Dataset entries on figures
--

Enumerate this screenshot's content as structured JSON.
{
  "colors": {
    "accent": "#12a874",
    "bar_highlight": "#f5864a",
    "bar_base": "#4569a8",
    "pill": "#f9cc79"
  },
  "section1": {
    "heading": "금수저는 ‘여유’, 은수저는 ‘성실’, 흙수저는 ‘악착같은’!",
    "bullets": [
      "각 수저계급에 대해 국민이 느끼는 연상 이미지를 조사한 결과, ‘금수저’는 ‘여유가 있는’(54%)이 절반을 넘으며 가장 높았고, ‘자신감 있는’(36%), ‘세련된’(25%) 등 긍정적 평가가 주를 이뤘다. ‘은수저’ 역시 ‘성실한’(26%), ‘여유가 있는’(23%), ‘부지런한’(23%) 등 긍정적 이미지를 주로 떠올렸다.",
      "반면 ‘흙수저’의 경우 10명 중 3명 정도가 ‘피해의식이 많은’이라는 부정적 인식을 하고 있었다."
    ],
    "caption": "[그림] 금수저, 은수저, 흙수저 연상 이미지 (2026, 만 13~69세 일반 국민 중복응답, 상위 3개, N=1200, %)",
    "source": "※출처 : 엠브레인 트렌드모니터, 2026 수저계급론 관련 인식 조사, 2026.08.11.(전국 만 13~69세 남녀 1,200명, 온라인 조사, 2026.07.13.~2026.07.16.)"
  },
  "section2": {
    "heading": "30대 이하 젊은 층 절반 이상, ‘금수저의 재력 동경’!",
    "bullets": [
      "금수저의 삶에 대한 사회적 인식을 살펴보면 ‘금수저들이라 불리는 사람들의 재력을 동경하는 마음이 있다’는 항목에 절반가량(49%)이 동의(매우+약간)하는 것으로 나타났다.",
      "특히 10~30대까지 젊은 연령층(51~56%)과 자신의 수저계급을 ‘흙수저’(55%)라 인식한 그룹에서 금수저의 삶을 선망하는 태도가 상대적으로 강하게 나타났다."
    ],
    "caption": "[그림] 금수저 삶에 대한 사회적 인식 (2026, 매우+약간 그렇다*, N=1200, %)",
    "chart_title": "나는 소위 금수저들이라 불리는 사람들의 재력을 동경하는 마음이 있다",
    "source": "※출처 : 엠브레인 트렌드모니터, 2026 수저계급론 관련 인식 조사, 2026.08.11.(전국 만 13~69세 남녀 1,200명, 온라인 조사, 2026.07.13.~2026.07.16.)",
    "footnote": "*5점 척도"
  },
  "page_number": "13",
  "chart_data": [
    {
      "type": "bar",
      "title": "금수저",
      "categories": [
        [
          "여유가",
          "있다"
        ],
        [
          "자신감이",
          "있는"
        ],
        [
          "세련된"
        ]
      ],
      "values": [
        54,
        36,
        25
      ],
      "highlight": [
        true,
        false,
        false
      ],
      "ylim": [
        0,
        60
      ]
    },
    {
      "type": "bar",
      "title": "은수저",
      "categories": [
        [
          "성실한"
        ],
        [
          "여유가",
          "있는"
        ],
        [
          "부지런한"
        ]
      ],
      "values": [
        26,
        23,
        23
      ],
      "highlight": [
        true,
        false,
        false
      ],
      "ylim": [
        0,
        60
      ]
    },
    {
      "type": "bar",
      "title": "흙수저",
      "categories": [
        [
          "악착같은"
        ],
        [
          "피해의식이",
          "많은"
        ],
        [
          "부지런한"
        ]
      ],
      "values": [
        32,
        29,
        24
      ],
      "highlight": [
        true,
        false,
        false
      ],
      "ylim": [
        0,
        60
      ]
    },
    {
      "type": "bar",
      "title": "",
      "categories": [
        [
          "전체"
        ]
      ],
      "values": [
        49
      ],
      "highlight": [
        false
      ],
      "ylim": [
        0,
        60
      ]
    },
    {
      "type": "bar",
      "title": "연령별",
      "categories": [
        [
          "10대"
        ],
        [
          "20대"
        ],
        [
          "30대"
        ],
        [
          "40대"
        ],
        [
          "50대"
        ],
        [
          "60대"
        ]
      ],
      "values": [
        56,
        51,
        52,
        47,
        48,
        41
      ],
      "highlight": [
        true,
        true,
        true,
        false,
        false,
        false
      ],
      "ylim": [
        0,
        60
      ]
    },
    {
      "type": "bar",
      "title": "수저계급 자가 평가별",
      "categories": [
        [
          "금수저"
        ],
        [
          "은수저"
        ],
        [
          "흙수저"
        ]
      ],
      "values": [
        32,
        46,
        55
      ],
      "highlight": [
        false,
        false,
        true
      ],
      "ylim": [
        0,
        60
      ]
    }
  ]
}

--

◆ **Problem**
Return the listing above in its exact form.

◆ **Solved exercise**
Enumerate this screenshot's content as structured JSON.
{
  "colors": {
    "accent": "#12a874",
    "bar_highlight": "#f5864a",
    "bar_base": "#4569a8",
    "pill": "#f9cc79"
  },
  "section1": {
    "heading": "금수저는 ‘여유’, 은수저는 ‘성실’, 흙수저는 ‘악착같은’!",
    "bullets": [
      "각 수저계급에 대해 국민이 느끼는 연상 이미지를 조사한 결과, ‘금수저’는 ‘여유가 있는’(54%)이 절반을 넘으며 가장 높았고, ‘자신감 있는’(36%), ‘세련된’(25%) 등 긍정적 평가가 주를 이뤘다. ‘은수저’ 역시 ‘성실한’(26%), ‘여유가 있는’(23%), ‘부지런한’(23%) 등 긍정적 이미지를 주로 떠올렸다.",
      "반면 ‘흙수저’의 경우 10명 중 3명 정도가 ‘피해의식이 많은’이라는 부정적 인식을 하고 있었다."
    ],
    "caption": "[그림] 금수저, 은수저, 흙수저 연상 이미지 (2026, 만 13~69세 일반 국민 중복응답, 상위 3개, N=1200, %)",
    "source": "※출처 : 엠브레인 트렌드모니터, 2026 수저계급론 관련 인식 조사, 2026.08.11.(전국 만 13~69세 남녀 1,200명, 온라인 조사, 2026.07.13.~2026.07.16.)"
  },
  "section2": {
    "heading": "30대 이하 젊은 층 절반 이상, ‘금수저의 재력 동경’!",
    "bullets": [
      "금수저의 삶에 대한 사회적 인식을 살펴보면 ‘금수저들이라 불리는 사람들의 재력을 동경하는 마음이 있다’는 항목에 절반가량(49%)이 동의(매우+약간)하는 것으로 나타났다.",
      "특히 10~30대까지 젊은 연령층(51~56%)과 자신의 수저계급을 ‘흙수저’(55%)라 인식한 그룹에서 금수저의 삶을 선망하는 태도가 상대적으로 강하게 나타났다."
    ],
    "caption": "[그림] 금수저 삶에 대한 사회적 인식 (2026, 매우+약간 그렇다*, N=1200, %)",
    "chart_title": "나는 소위 금수저들이라 불리는 사람들의 재력을 동경하는 마음이 있다",
    "source": "※출처 : 엠브레인 트렌드모니터, 2026 수저계급론 관련 인식 조사, 2026.08.11.(전국 만 13~69세 남녀 1,200명, 온라인 조사, 2026.07.13.~2026.07.16.)",
    "footnote": "*5점 척도"
  },
  "page_number": "13",
  "chart_data": [
    {
      "type": "bar",
      "title": "금수저",
      "categories": [
        [
          "여유가",
          "있다"
        ],
        [
          "자신감이",
          "있는"
        ],
        [
          "세련된"
        ]
      ],
      "values": [
        54,
        36,
        25
      ],
      "highlight": [
        true,
        false,
        false
      ],
      "ylim": [
        0,
        60
      ]
    },
    {
      "type": "bar",
      "title": "은수저",
      "categories": [
        [
          "성실한"
        ],
        [
          "여유가",
          "있는"
        ],
        [
          "부지런한"
        ]
      ],
      "values": [
        26,
        23,
        23
      ],
      "highlight": [
        true,
        false,
        false
      ],
      "ylim": [
        0,
        60
      ]
    },
    {
      "type": "bar",
      "title": "흙수저",
      "categories": [
        [
          "악착같은"
        ],
        [
          "피해의식이",
          "많은"
        ],
        [
          "부지런한"
        ]
      ],
      "values": [
        32,
        29,
        24
      ],
      "highlight": [
        true,
        false,
        false
      ],
      "ylim": [
        0,
        60
      ]
    },
    {
      "type": "bar",
      "title": "",
      "categories": [
        [
          "전체"
        ]
      ],
      "values": [
        49
      ],
      "highlight": [
        false
      ],
      "ylim": [
        0,
        60
      ]
    },
    {
      "type": "bar",
      "title": "연령별",
      "categories": [
        [
          "10대"
        ],
        [
          "20대"
        ],
        [
          "30대"
        ],
        [
          "40대"
        ],
        [
          "50대"
        ],
        [
          "60대"
        ]
      ],
      "values": [
        56,
        51,
        52,
        47,
        48,
        41
      ],
      "highlight": [
        true,
        true,
        true,
        false,
        false,
        false
      ],
      "ylim": [
        0,
        60
      ]
    },
    {
      "type": "bar",
      "title": "수저계급 자가 평가별",
      "categories": [
        [
          "금수저"
        ],
        [
          "은수저"
        ],
        [
          "흙수저"
        ]
      ],
      "values": [
        32,
        46,
        55
      ],
      "highlight": [
        false,
        false,
        true
      ],
      "ylim": [
        0,
        60
      ]
    }
  ]
}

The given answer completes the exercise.